### INSTRUCTIONS FOR THE TASK
Reproduce all of the data word for word.

### Collected data
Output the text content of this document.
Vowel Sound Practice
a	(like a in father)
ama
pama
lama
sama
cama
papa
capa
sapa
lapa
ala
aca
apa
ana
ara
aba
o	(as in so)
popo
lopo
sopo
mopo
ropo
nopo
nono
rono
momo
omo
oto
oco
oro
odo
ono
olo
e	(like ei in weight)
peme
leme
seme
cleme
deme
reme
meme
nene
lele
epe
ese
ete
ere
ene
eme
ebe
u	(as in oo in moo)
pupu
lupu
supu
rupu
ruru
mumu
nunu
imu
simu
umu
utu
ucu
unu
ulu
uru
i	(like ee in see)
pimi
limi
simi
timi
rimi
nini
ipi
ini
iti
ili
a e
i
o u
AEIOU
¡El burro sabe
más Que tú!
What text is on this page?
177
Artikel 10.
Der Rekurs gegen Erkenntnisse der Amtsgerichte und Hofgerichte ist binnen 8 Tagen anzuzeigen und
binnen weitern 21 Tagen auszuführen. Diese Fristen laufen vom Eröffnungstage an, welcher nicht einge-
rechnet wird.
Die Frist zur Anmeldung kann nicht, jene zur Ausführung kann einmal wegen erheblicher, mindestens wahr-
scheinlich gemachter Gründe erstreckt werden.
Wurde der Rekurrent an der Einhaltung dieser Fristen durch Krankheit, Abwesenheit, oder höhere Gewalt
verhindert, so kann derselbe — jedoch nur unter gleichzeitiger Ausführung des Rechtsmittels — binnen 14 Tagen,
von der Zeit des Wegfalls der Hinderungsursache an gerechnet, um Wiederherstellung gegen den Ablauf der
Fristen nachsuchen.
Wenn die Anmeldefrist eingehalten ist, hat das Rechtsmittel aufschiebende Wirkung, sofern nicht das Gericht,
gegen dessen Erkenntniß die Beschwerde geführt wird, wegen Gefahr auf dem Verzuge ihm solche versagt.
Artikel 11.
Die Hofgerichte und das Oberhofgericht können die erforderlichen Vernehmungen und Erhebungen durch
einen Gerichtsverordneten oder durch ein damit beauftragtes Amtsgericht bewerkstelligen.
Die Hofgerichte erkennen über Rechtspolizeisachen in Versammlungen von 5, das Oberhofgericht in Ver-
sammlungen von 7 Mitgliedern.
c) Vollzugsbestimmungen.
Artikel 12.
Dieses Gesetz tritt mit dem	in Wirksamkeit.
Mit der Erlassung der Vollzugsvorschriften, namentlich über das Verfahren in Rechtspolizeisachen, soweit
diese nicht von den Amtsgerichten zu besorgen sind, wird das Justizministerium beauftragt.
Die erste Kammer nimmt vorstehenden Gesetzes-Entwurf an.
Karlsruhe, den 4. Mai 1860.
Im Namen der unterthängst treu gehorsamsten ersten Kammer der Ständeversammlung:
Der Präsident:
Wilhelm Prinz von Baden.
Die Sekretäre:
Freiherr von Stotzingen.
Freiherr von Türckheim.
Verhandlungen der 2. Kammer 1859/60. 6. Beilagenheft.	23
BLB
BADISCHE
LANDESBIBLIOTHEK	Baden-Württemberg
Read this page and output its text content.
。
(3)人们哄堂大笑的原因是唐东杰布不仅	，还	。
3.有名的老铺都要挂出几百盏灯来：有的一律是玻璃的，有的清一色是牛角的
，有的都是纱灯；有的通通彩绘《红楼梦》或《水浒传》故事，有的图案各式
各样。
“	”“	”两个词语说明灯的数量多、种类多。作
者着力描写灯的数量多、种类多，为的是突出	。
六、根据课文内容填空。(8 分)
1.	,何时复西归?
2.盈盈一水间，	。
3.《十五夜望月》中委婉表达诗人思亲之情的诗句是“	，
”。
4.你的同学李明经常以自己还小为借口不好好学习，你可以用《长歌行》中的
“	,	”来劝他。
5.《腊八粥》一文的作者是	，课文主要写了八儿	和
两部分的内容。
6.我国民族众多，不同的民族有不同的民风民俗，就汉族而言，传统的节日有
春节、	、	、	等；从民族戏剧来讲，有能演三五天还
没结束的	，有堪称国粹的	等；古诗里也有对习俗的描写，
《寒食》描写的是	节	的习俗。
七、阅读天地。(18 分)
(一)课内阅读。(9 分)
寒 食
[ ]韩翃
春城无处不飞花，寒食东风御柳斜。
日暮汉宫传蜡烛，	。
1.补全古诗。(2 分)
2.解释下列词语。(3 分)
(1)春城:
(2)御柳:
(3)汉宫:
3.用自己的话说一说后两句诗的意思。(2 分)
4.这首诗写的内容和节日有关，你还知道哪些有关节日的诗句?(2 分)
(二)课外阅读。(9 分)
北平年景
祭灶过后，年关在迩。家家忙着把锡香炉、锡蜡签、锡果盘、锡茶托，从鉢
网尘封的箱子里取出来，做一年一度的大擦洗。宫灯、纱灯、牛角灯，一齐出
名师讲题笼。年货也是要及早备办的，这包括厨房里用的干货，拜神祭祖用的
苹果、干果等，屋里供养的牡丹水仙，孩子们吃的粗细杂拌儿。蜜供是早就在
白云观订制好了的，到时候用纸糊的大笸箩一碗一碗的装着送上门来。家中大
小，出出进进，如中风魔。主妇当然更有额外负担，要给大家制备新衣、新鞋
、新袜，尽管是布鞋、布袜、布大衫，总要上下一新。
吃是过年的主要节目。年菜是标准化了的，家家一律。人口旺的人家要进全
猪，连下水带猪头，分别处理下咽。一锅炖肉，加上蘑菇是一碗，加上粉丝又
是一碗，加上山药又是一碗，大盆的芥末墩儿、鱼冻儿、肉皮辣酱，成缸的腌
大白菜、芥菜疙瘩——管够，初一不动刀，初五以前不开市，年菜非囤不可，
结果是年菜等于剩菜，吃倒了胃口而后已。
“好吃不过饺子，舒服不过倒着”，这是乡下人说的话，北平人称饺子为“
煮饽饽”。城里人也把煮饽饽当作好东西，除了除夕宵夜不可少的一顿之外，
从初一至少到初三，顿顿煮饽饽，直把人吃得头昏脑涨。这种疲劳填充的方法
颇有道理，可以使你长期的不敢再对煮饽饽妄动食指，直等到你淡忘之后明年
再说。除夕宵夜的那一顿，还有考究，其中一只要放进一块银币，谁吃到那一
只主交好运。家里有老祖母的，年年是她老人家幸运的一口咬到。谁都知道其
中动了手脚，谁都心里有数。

### ANSWER FOR THE TASK
Output the text content of this document.
Vowel Sound Practice
a	(like a in father)
ama
pama
lama
sama
cama
papa
capa
sapa
lapa
ala
aca
apa
ana
ara
aba
o	(as in so)
popo
lopo
sopo
mopo
ropo
nopo
nono
rono
momo
omo
oto
oco
oro
odo
ono
olo
e	(like ei in weight)
peme
leme
seme
cleme
deme
reme
meme
nene
lele
epe
ese
ete
ere
ene
eme
ebe
u	(as in oo in moo)
pupu
lupu
supu
rupu
ruru
mumu
nunu
imu
simu
umu
utu
ucu
unu
ulu
uru
i	(like ee in see)
pimi
limi
simi
timi
rimi
nini
ipi
ini
iti
ili
a e
i
o u
AEIOU
¡El burro sabe
más Que tú!
What text is on this page?
177
Artikel 10.
Der Rekurs gegen Erkenntnisse der Amtsgerichte und Hofgerichte ist binnen 8 Tagen anzuzeigen und
binnen weitern 21 Tagen auszuführen. Diese Fristen laufen vom Eröffnungstage an, welcher nicht einge-
rechnet wird.
Die Frist zur Anmeldung kann nicht, jene zur Ausführung kann einmal wegen erheblicher, mindestens wahr-
scheinlich gemachter Gründe erstreckt werden.
Wurde der Rekurrent an der Einhaltung dieser Fristen durch Krankheit, Abwesenheit, oder höhere Gewalt
verhindert, so kann derselbe — jedoch nur unter gleichzeitiger Ausführung des Rechtsmittels — binnen 14 Tagen,
von der Zeit des Wegfalls der Hinderungsursache an gerechnet, um Wiederherstellung gegen den Ablauf der
Fristen nachsuchen.
Wenn die Anmeldefrist eingehalten ist, hat das Rechtsmittel aufschiebende Wirkung, sofern nicht das Gericht,
gegen dessen Erkenntniß die Beschwerde geführt wird, wegen Gefahr auf dem Verzuge ihm solche versagt.
Artikel 11.
Die Hofgerichte und das Oberhofgericht können die erforderlichen Vernehmungen und Erhebungen durch
einen Gerichtsverordneten oder durch ein damit beauftragtes Amtsgericht bewerkstelligen.
Die Hofgerichte erkennen über Rechtspolizeisachen in Versammlungen von 5, das Oberhofgericht in Ver-
sammlungen von 7 Mitgliedern.
c) Vollzugsbestimmungen.
Artikel 12.
Dieses Gesetz tritt mit dem	in Wirksamkeit.
Mit der Erlassung der Vollzugsvorschriften, namentlich über das Verfahren in Rechtspolizeisachen, soweit
diese nicht von den Amtsgerichten zu besorgen sind, wird das Justizministerium beauftragt.
Die erste Kammer nimmt vorstehenden Gesetzes-Entwurf an.
Karlsruhe, den 4. Mai 1860.
Im Namen der unterthängst treu gehorsamsten ersten Kammer der Ständeversammlung:
Der Präsident:
Wilhelm Prinz von Baden.
Die Sekretäre:
Freiherr von Stotzingen.
Freiherr von Türckheim.
Verhandlungen der 2. Kammer 1859/60. 6. Beilagenheft.	23
BLB
BADISCHE
LANDESBIBLIOTHEK	Baden-Württemberg
Read this page and output its text content.
。
(3)人们哄堂大笑的原因是唐东杰布不仅	，还	。
3.有名的老铺都要挂出几百盏灯来：有的一律是玻璃的，有的清一色是牛角的
，有的都是纱灯；有的通通彩绘《红楼梦》或《水浒传》故事，有的图案各式
各样。
“	”“	”两个词语说明灯的数量多、种类多。作
者着力描写灯的数量多、种类多，为的是突出	。
六、根据课文内容填空。(8 分)
1.	,何时复西归?
2.盈盈一水间，	。
3.《十五夜望月》中委婉表达诗人思亲之情的诗句是“	，
”。
4.你的同学李明经常以自己还小为借口不好好学习，你可以用《长歌行》中的
“	,	”来劝他。
5.《腊八粥》一文的作者是	，课文主要写了八儿	和
两部分的内容。
6.我国民族众多，不同的民族有不同的民风民俗，就汉族而言，传统的节日有
春节、	、	、	等；从民族戏剧来讲，有能演三五天还
没结束的	，有堪称国粹的	等；古诗里也有对习俗的描写，
《寒食》描写的是	节	的习俗。
七、阅读天地。(18 分)
(一)课内阅读。(9 分)
寒 食
[ ]韩翃
春城无处不飞花，寒食东风御柳斜。
日暮汉宫传蜡烛，	。
1.补全古诗。(2 分)
2.解释下列词语。(3 分)
(1)春城:
(2)御柳:
(3)汉宫:
3.用自己的话说一说后两句诗的意思。(2 分)
4.这首诗写的内容和节日有关，你还知道哪些有关节日的诗句?(2 分)
(二)课外阅读。(9 分)
北平年景
祭灶过后，年关在迩。家家忙着把锡香炉、锡蜡签、锡果盘、锡茶托，从鉢
网尘封的箱子里取出来，做一年一度的大擦洗。宫灯、纱灯、牛角灯，一齐出
名师讲题笼。年货也是要及早备办的，这包括厨房里用的干货，拜神祭祖用的
苹果、干果等，屋里供养的牡丹水仙，孩子们吃的粗细杂拌儿。蜜供是早就在
白云观订制好了的，到时候用纸糊的大笸箩一碗一碗的装着送上门来。家中大
小，出出进进，如中风魔。主妇当然更有额外负担，要给大家制备新衣、新鞋
、新袜，尽管是布鞋、布袜、布大衫，总要上下一新。
吃是过年的主要节目。年菜是标准化了的，家家一律。人口旺的人家要进全
猪，连下水带猪头，分别处理下咽。一锅炖肉，加上蘑菇是一碗，加上粉丝又
是一碗，加上山药又是一碗，大盆的芥末墩儿、鱼冻儿、肉皮辣酱，成缸的腌
大白菜、芥菜疙瘩——管够，初一不动刀，初五以前不开市，年菜非囤不可，
结果是年菜等于剩菜，吃倒了胃口而后已。
“好吃不过饺子，舒服不过倒着”，这是乡下人说的话，北平人称饺子为“
煮饽饽”。城里人也把煮饽饽当作好东西，除了除夕宵夜不可少的一顿之外，
从初一至少到初三，顿顿煮饽饽，直把人吃得头昏脑涨。这种疲劳填充的方法
颇有道理，可以使你长期的不敢再对煮饽饽妄动食指，直等到你淡忘之后明年
再说。除夕宵夜的那一顿，还有考究，其中一只要放进一块银币，谁吃到那一
只主交好运。家里有老祖母的，年年是她老人家幸运的一口咬到。谁都知道其
中动了手脚，谁都心里有数。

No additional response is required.